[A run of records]
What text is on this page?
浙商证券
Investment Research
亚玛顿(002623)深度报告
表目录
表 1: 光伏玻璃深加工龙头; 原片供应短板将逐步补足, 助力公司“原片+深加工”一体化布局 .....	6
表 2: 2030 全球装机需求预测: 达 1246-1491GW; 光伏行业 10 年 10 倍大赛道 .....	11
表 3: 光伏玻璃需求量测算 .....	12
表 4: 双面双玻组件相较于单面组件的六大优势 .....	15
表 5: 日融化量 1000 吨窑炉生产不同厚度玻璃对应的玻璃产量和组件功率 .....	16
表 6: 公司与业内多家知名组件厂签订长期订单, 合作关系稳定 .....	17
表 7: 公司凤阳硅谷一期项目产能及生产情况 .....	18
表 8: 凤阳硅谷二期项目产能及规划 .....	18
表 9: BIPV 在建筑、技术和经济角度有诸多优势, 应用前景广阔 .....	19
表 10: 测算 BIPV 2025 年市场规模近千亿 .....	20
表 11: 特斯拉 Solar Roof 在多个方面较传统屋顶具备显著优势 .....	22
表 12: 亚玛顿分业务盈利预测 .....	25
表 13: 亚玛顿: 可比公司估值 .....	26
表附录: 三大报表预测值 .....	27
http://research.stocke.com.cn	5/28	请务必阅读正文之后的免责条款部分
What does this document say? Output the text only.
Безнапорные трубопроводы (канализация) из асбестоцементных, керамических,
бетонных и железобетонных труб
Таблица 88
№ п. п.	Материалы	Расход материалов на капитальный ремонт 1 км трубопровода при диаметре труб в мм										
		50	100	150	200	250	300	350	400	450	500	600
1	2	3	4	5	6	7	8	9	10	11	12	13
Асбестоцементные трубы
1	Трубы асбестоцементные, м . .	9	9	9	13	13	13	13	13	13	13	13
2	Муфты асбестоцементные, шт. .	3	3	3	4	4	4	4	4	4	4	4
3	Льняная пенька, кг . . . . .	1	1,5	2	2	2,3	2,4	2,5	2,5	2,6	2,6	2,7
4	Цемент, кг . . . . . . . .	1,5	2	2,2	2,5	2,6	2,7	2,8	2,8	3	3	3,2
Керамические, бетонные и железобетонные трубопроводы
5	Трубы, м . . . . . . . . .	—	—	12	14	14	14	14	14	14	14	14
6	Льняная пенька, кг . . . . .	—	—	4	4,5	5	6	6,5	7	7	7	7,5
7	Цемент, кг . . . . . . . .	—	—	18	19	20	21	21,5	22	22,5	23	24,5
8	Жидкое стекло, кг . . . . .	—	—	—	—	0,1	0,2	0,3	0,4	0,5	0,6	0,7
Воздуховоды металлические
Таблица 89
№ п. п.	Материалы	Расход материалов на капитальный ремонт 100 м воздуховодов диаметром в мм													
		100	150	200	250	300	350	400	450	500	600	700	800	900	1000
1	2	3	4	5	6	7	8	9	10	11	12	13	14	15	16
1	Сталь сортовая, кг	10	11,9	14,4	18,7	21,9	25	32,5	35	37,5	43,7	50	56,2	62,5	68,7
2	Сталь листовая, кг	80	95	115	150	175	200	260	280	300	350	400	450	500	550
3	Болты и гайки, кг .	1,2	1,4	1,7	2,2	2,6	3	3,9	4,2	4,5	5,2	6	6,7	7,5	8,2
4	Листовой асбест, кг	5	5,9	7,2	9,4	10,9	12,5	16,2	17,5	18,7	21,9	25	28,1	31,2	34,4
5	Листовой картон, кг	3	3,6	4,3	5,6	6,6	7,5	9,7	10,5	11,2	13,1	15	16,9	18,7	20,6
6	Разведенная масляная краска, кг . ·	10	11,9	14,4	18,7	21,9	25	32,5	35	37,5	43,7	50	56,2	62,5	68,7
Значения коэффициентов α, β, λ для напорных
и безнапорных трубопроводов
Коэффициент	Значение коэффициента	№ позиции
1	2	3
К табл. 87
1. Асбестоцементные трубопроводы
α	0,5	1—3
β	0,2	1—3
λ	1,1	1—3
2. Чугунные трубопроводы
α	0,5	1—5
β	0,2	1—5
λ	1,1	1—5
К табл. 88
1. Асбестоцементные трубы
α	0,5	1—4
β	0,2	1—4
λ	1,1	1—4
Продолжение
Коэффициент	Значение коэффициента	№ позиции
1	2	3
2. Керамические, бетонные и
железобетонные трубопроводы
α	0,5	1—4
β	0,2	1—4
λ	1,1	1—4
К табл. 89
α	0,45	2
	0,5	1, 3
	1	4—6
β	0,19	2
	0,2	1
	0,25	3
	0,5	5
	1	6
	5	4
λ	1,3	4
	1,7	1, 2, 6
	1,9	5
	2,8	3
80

== The task ==
Search the data above for the string "Керамические" and return every line that has it.

== Answer to this exercise ==
Керамические, бетонные и железобетонные трубопроводы
2. Керамические, бетонные и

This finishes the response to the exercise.